THE REQUEST – Please write out the complete listing that follows, exactly as it reads.

SUPPLIED MATERIAL –
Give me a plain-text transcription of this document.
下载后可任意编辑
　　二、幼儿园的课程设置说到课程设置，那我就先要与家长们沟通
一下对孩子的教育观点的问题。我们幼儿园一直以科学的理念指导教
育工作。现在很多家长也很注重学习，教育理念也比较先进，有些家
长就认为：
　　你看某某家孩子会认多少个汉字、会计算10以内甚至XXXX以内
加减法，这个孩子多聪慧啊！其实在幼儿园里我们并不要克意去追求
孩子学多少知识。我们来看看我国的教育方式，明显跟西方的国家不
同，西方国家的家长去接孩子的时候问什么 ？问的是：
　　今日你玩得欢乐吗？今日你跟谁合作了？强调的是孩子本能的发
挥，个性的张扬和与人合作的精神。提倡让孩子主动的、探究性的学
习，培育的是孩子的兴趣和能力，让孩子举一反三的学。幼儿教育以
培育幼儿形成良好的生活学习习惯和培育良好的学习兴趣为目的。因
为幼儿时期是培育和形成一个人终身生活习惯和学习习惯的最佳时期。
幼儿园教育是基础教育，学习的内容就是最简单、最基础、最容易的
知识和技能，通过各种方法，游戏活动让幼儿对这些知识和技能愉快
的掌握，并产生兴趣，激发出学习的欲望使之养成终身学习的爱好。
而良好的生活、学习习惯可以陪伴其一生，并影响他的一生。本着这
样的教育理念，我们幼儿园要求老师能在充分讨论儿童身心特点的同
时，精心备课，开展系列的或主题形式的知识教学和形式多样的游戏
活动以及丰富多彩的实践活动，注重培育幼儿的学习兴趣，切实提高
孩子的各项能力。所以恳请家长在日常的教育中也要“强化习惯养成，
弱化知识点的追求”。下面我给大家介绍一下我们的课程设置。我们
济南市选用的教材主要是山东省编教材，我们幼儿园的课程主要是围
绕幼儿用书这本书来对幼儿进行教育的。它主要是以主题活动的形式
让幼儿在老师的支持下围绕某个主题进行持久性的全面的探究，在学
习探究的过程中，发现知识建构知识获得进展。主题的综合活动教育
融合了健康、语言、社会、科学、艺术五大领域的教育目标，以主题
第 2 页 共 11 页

TASK RESPONSE –
Give me a plain-text transcription of this document.
下载后可任意编辑
　　二、幼儿园的课程设置说到课程设置，那我就先要与家长们沟通
一下对孩子的教育观点的问题。我们幼儿园一直以科学的理念指导教
育工作。现在很多家长也很注重学习，教育理念也比较先进，有些家
长就认为：
　　你看某某家孩子会认多少个汉字、会计算10以内甚至XXXX以内
加减法，这个孩子多聪慧啊！其实在幼儿园里我们并不要克意去追求
孩子学多少知识。我们来看看我国的教育方式，明显跟西方的国家不
同，西方国家的家长去接孩子的时候问什么 ？问的是：
　　今日你玩得欢乐吗？今日你跟谁合作了？强调的是孩子本能的发
挥，个性的张扬和与人合作的精神。提倡让孩子主动的、探究性的学
习，培育的是孩子的兴趣和能力，让孩子举一反三的学。幼儿教育以
培育幼儿形成良好的生活学习习惯和培育良好的学习兴趣为目的。因
为幼儿时期是培育和形成一个人终身生活习惯和学习习惯的最佳时期。
幼儿园教育是基础教育，学习的内容就是最简单、最基础、最容易的
知识和技能，通过各种方法，游戏活动让幼儿对这些知识和技能愉快
的掌握，并产生兴趣，激发出学习的欲望使之养成终身学习的爱好。
而良好的生活、学习习惯可以陪伴其一生，并影响他的一生。本着这
样的教育理念，我们幼儿园要求老师能在充分讨论儿童身心特点的同
时，精心备课，开展系列的或主题形式的知识教学和形式多样的游戏
活动以及丰富多彩的实践活动，注重培育幼儿的学习兴趣，切实提高
孩子的各项能力。所以恳请家长在日常的教育中也要“强化习惯养成，
弱化知识点的追求”。下面我给大家介绍一下我们的课程设置。我们
济南市选用的教材主要是山东省编教材，我们幼儿园的课程主要是围
绕幼儿用书这本书来对幼儿进行教育的。它主要是以主题活动的形式
让幼儿在老师的支持下围绕某个主题进行持久性的全面的探究，在学
习探究的过程中，发现知识建构知识获得进展。主题的综合活动教育
融合了健康、语言、社会、科学、艺术五大领域的教育目标，以主题
第 2 页 共 11 页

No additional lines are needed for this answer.